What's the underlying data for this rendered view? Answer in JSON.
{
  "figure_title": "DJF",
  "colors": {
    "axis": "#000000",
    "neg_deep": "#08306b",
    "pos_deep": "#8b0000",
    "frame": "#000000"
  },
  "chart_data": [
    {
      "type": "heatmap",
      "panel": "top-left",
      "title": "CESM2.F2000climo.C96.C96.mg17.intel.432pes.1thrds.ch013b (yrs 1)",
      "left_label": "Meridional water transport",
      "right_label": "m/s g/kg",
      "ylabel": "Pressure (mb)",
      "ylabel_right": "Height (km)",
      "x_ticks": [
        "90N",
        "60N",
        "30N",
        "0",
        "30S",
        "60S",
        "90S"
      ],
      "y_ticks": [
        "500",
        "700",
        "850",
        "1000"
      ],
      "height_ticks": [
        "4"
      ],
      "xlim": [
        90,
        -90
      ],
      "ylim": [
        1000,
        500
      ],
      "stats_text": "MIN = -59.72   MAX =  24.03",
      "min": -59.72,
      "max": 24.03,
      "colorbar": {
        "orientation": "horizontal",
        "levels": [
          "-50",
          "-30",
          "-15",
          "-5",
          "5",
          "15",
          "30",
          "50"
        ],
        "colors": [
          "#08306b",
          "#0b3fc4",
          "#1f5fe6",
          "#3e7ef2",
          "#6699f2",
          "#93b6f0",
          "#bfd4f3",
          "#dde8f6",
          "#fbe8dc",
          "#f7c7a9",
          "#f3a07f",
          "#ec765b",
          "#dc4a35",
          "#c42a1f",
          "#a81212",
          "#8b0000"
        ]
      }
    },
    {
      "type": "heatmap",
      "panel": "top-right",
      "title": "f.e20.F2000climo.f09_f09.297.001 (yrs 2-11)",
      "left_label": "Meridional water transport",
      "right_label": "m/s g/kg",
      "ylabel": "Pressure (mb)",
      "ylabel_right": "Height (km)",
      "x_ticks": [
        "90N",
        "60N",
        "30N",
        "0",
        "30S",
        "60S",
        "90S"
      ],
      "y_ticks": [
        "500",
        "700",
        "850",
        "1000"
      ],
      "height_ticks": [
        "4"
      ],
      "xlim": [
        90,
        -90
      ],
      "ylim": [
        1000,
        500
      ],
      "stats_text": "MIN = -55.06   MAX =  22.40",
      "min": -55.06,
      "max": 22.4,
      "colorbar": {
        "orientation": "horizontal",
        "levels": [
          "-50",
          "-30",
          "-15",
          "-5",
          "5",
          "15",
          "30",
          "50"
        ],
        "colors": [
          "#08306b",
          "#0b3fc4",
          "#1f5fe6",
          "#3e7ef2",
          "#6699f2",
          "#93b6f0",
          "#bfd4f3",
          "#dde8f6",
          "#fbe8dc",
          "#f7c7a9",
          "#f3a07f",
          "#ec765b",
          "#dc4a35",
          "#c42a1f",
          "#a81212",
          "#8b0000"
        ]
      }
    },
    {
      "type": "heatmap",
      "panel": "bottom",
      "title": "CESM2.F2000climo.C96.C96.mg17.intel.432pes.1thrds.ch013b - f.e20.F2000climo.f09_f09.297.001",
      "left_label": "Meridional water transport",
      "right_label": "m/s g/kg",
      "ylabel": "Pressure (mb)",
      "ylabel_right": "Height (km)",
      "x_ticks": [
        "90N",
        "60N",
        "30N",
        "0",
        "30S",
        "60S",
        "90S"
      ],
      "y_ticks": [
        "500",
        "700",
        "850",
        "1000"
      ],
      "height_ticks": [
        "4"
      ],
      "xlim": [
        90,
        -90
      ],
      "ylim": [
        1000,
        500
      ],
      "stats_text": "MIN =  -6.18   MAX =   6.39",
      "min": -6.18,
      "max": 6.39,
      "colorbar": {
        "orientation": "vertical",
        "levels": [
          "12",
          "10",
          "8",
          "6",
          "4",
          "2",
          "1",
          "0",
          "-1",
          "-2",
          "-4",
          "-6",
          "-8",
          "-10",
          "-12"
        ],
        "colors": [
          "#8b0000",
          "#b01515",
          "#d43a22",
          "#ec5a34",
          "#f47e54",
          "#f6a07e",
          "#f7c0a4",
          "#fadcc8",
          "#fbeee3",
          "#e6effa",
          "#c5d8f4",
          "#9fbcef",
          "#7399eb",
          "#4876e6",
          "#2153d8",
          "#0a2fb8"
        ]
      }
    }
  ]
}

# Exercise:
What is needed here is an exact reproduction of all the entries.

# Answer in full:
What's the underlying data for this rendered view? Answer in JSON.
{
  "figure_title": "DJF",
  "colors": {
    "axis": "#000000",
    "neg_deep": "#08306b",
    "pos_deep": "#8b0000",
    "frame": "#000000"
  },
  "chart_data": [
    {
      "type": "heatmap",
      "panel": "top-left",
      "title": "CESM2.F2000climo.C96.C96.mg17.intel.432pes.1thrds.ch013b (yrs 1)",
      "left_label": "Meridional water transport",
      "right_label": "m/s g/kg",
      "ylabel": "Pressure (mb)",
      "ylabel_right": "Height (km)",
      "x_ticks": [
        "90N",
        "60N",
        "30N",
        "0",
        "30S",
        "60S",
        "90S"
      ],
      "y_ticks": [
        "500",
        "700",
        "850",
        "1000"
      ],
      "height_ticks": [
        "4"
      ],
      "xlim": [
        90,
        -90
      ],
      "ylim": [
        1000,
        500
      ],
      "stats_text": "MIN = -59.72   MAX =  24.03",
      "min": -59.72,
      "max": 24.03,
      "colorbar": {
        "orientation": "horizontal",
        "levels": [
          "-50",
          "-30",
          "-15",
          "-5",
          "5",
          "15",
          "30",
          "50"
        ],
        "colors": [
          "#08306b",
          "#0b3fc4",
          "#1f5fe6",
          "#3e7ef2",
          "#6699f2",
          "#93b6f0",
          "#bfd4f3",
          "#dde8f6",
          "#fbe8dc",
          "#f7c7a9",
          "#f3a07f",
          "#ec765b",
          "#dc4a35",
          "#c42a1f",
          "#a81212",
          "#8b0000"
        ]
      }
    },
    {
      "type": "heatmap",
      "panel": "top-right",
      "title": "f.e20.F2000climo.f09_f09.297.001 (yrs 2-11)",
      "left_label": "Meridional water transport",
      "right_label": "m/s g/kg",
      "ylabel": "Pressure (mb)",
      "ylabel_right": "Height (km)",
      "x_ticks": [
        "90N",
        "60N",
        "30N",
        "0",
        "30S",
        "60S",
        "90S"
      ],
      "y_ticks": [
        "500",
        "700",
        "850",
        "1000"
      ],
      "height_ticks": [
        "4"
      ],
      "xlim": [
        90,
        -90
      ],
      "ylim": [
        1000,
        500
      ],
      "stats_text": "MIN = -55.06   MAX =  22.40",
      "min": -55.06,
      "max": 22.4,
      "colorbar": {
        "orientation": "horizontal",
        "levels": [
          "-50",
          "-30",
          "-15",
          "-5",
          "5",
          "15",
          "30",
          "50"
        ],
        "colors": [
          "#08306b",
          "#0b3fc4",
          "#1f5fe6",
          "#3e7ef2",
          "#6699f2",
          "#93b6f0",
          "#bfd4f3",
          "#dde8f6",
          "#fbe8dc",
          "#f7c7a9",
          "#f3a07f",
          "#ec765b",
          "#dc4a35",
          "#c42a1f",
          "#a81212",
          "#8b0000"
        ]
      }
    },
    {
      "type": "heatmap",
      "panel": "bottom",
      "title": "CESM2.F2000climo.C96.C96.mg17.intel.432pes.1thrds.ch013b - f.e20.F2000climo.f09_f09.297.001",
      "left_label": "Meridional water transport",
      "right_label": "m/s g/kg",
      "ylabel": "Pressure (mb)",
      "ylabel_right": "Height (km)",
      "x_ticks": [
        "90N",
        "60N",
        "30N",
        "0",
        "30S",
        "60S",
        "90S"
      ],
      "y_ticks": [
        "500",
        "700",
        "850",
        "1000"
      ],
      "height_ticks": [
        "4"
      ],
      "xlim": [
        90,
        -90
      ],
      "ylim": [
        1000,
        500
      ],
      "stats_text": "MIN =  -6.18   MAX =   6.39",
      "min": -6.18,
      "max": 6.39,
      "colorbar": {
        "orientation": "vertical",
        "levels": [
          "12",
          "10",
          "8",
          "6",
          "4",
          "2",
          "1",
          "0",
          "-1",
          "-2",
          "-4",
          "-6",
          "-8",
          "-10",
          "-12"
        ],
        "colors": [
          "#8b0000",
          "#b01515",
          "#d43a22",
          "#ec5a34",
          "#f47e54",
          "#f6a07e",
          "#f7c0a4",
          "#fadcc8",
          "#fbeee3",
          "#e6effa",
          "#c5d8f4",
          "#9fbcef",
          "#7399eb",
          "#4876e6",
          "#2153d8",
          "#0a2fb8"
        ]
      }
    }
  ]
}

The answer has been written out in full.